Restate each line of the listing exactly, without carrying over any pictures.

• Task data
## start

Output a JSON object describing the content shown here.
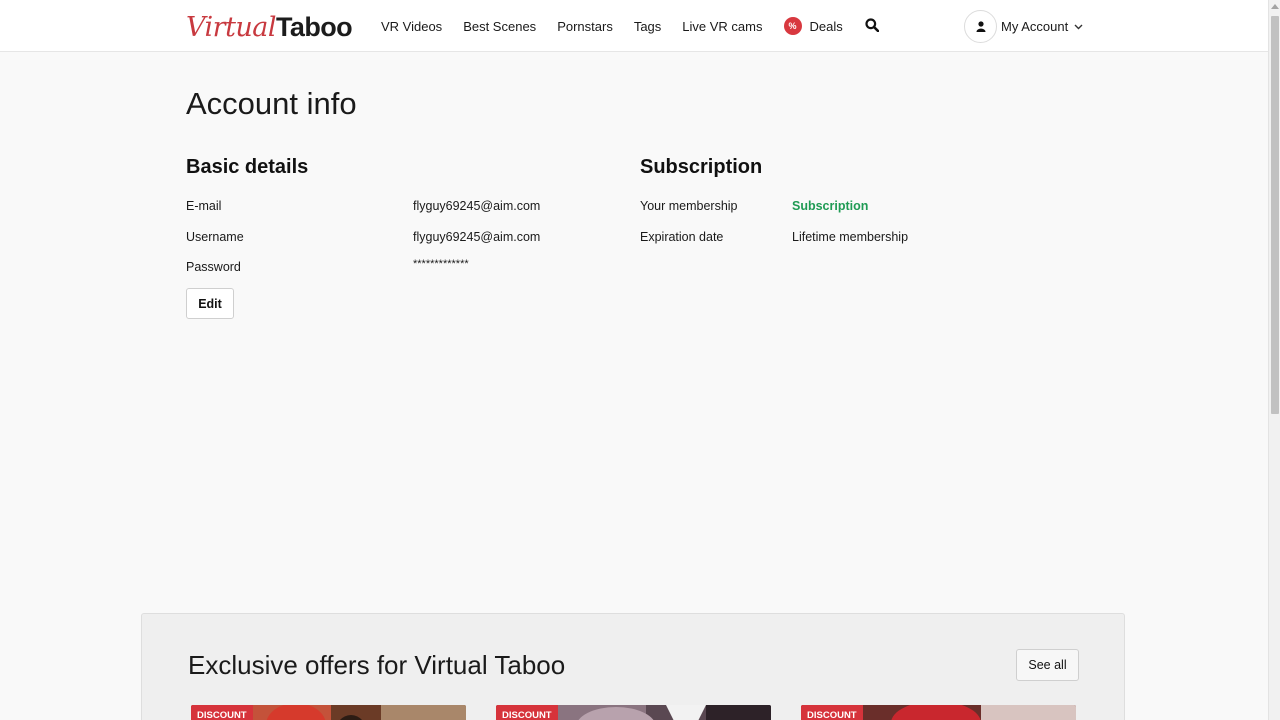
{
  "header": {
    "logo_part1": "Virtual",
    "logo_part2": "Taboo",
    "nav": [
      "VR Videos",
      "Best Scenes",
      "Pornstars",
      "Tags",
      "Live VR cams"
    ],
    "deals_badge": "%",
    "deals_label": "Deals",
    "account_label": "My Account"
  },
  "main": {
    "page_title": "Account info",
    "basic": {
      "title": "Basic details",
      "rows": [
        {
          "label": "E-mail",
          "value": "flyguy69245@aim.com"
        },
        {
          "label": "Username",
          "value": "flyguy69245@aim.com"
        },
        {
          "label": "Password",
          "value": "*************"
        }
      ],
      "edit_label": "Edit"
    },
    "subscription": {
      "title": "Subscription",
      "rows": [
        {
          "label": "Your membership",
          "value": "Subscription"
        },
        {
          "label": "Expiration date",
          "value": "Lifetime membership"
        }
      ]
    }
  },
  "offers": {
    "title": "Exclusive offers for Virtual Taboo",
    "see_all": "See all",
    "cards": [
      {
        "tag": "DISCOUNT"
      },
      {
        "tag": "DISCOUNT"
      },
      {
        "tag": "DISCOUNT"
      }
    ]
  },
  "colors": {
    "brand_red": "#c8393f",
    "membership_green": "#1f9b54"
  }
}
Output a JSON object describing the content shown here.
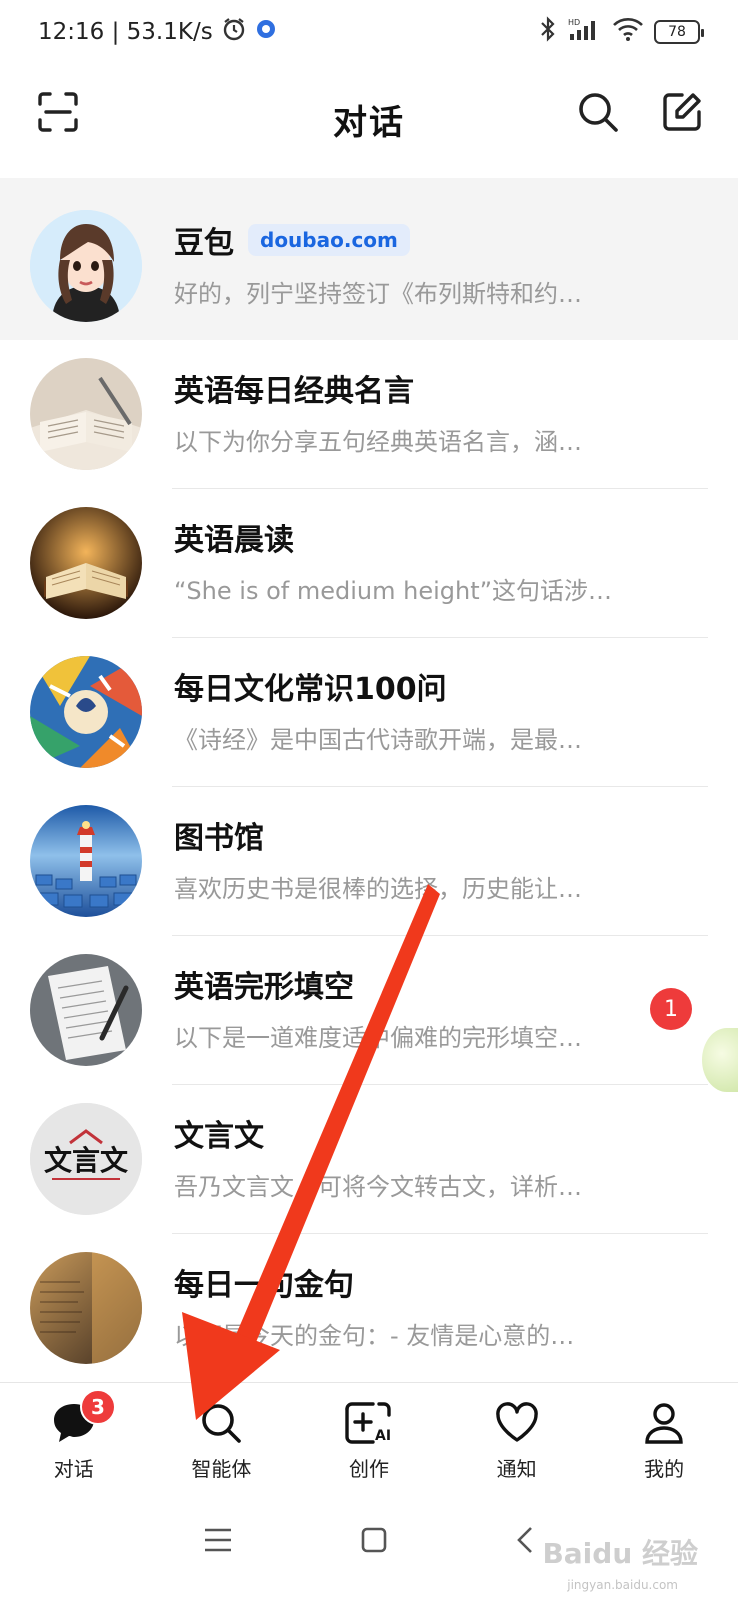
{
  "status_bar": {
    "time_speed": "12:16 | 53.1K/s",
    "battery": "78"
  },
  "header": {
    "title": "对话",
    "icons": [
      "scan-icon",
      "search-icon",
      "edit-icon"
    ]
  },
  "chats": [
    {
      "name": "豆包",
      "tag": "doubao.com",
      "preview": "好的，列宁坚持签订《布列斯特和约…",
      "pinned": true,
      "avatar_color": "#d6ecfb"
    },
    {
      "name": "英语每日经典名言",
      "preview": "以下为你分享五句经典英语名言，涵…",
      "avatar_color": "#d8cdbf"
    },
    {
      "name": "英语晨读",
      "preview": "“She is of medium height”这句话涉…",
      "avatar_color": "#5a3a1a"
    },
    {
      "name": "每日文化常识100问",
      "preview": "《诗经》是中国古代诗歌开端，是最…",
      "avatar_color": "#3b7fbf"
    },
    {
      "name": "图书馆",
      "preview": "喜欢历史书是很棒的选择，历史能让…",
      "avatar_color": "#2a70c0"
    },
    {
      "name": "英语完形填空",
      "preview": "以下是一道难度适中偏难的完形填空…",
      "avatar_color": "#9aa0a6",
      "unread": "1"
    },
    {
      "name": "文言文",
      "preview": "吾乃文言文，可将今文转古文，详析…",
      "avatar_color": "#e5e5e5",
      "avatar_text": "文言文"
    },
    {
      "name": "每日一句金句",
      "preview": "以下是今天的金句：- 友情是心意的…",
      "avatar_color": "#8a6a4a"
    }
  ],
  "bottom_nav": [
    {
      "label": "对话",
      "icon": "chat-icon",
      "badge": "3"
    },
    {
      "label": "智能体",
      "icon": "search-icon"
    },
    {
      "label": "创作",
      "icon": "create-ai-icon"
    },
    {
      "label": "通知",
      "icon": "heart-icon"
    },
    {
      "label": "我的",
      "icon": "profile-icon"
    }
  ],
  "system_nav": [
    "menu-icon",
    "home-icon",
    "back-icon"
  ],
  "watermark": {
    "main": "Baidu 经验",
    "sub": "jingyan.baidu.com"
  },
  "colors": {
    "accent_red": "#ee3b3b",
    "arrow_red": "#f0391c",
    "tag_blue": "#1a66e0"
  }
}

## end

• Response
Output a JSON object describing the content shown here.
{
  "header": {
    "logo_part1": "Virtual",
    "logo_part2": "Taboo",
    "nav": [
      "VR Videos",
      "Best Scenes",
      "Pornstars",
      "Tags",
      "Live VR cams"
    ],
    "deals_badge": "%",
    "deals_label": "Deals",
    "account_label": "My Account"
  },
  "main": {
    "page_title": "Account info",
    "basic": {
      "title": "Basic details",
      "rows": [
        {
          "label": "E-mail",
          "value": "flyguy69245@aim.com"
        },
        {
          "label": "Username",
          "value": "flyguy69245@aim.com"
        },
        {
          "label": "Password",
          "value": "*************"
        }
      ],
      "edit_label": "Edit"
    },
    "subscription": {
      "title": "Subscription",
      "rows": [
        {
          "label": "Your membership",
          "value": "Subscription"
        },
        {
          "label": "Expiration date",
          "value": "Lifetime membership"
        }
      ]
    }
  },
  "offers": {
    "title": "Exclusive offers for Virtual Taboo",
    "see_all": "See all",
    "cards": [
      {
        "tag": "DISCOUNT"
      },
      {
        "tag": "DISCOUNT"
      },
      {
        "tag": "DISCOUNT"
      }
    ]
  },
  "colors": {
    "brand_red": "#c8393f",
    "membership_green": "#1f9b54"
  }
}
Output a JSON object describing the content shown here.
{
  "status_bar": {
    "time_speed": "12:16 | 53.1K/s",
    "battery": "78"
  },
  "header": {
    "title": "对话",
    "icons": [
      "scan-icon",
      "search-icon",
      "edit-icon"
    ]
  },
  "chats": [
    {
      "name": "豆包",
      "tag": "doubao.com",
      "preview": "好的，列宁坚持签订《布列斯特和约…",
      "pinned": true,
      "avatar_color": "#d6ecfb"
    },
    {
      "name": "英语每日经典名言",
      "preview": "以下为你分享五句经典英语名言，涵…",
      "avatar_color": "#d8cdbf"
    },
    {
      "name": "英语晨读",
      "preview": "“She is of medium height”这句话涉…",
      "avatar_color": "#5a3a1a"
    },
    {
      "name": "每日文化常识100问",
      "preview": "《诗经》是中国古代诗歌开端，是最…",
      "avatar_color": "#3b7fbf"
    },
    {
      "name": "图书馆",
      "preview": "喜欢历史书是很棒的选择，历史能让…",
      "avatar_color": "#2a70c0"
    },
    {
      "name": "英语完形填空",
      "preview": "以下是一道难度适中偏难的完形填空…",
      "avatar_color": "#9aa0a6",
      "unread": "1"
    },
    {
      "name": "文言文",
      "preview": "吾乃文言文，可将今文转古文，详析…",
      "avatar_color": "#e5e5e5",
      "avatar_text": "文言文"
    },
    {
      "name": "每日一句金句",
      "preview": "以下是今天的金句：- 友情是心意的…",
      "avatar_color": "#8a6a4a"
    }
  ],
  "bottom_nav": [
    {
      "label": "对话",
      "icon": "chat-icon",
      "badge": "3"
    },
    {
      "label": "智能体",
      "icon": "search-icon"
    },
    {
      "label": "创作",
      "icon": "create-ai-icon"
    },
    {
      "label": "通知",
      "icon": "heart-icon"
    },
    {
      "label": "我的",
      "icon": "profile-icon"
    }
  ],
  "system_nav": [
    "menu-icon",
    "home-icon",
    "back-icon"
  ],
  "watermark": {
    "main": "Baidu 经验",
    "sub": "jingyan.baidu.com"
  },
  "colors": {
    "accent_red": "#ee3b3b",
    "arrow_red": "#f0391c",
    "tag_blue": "#1a66e0"
  }
}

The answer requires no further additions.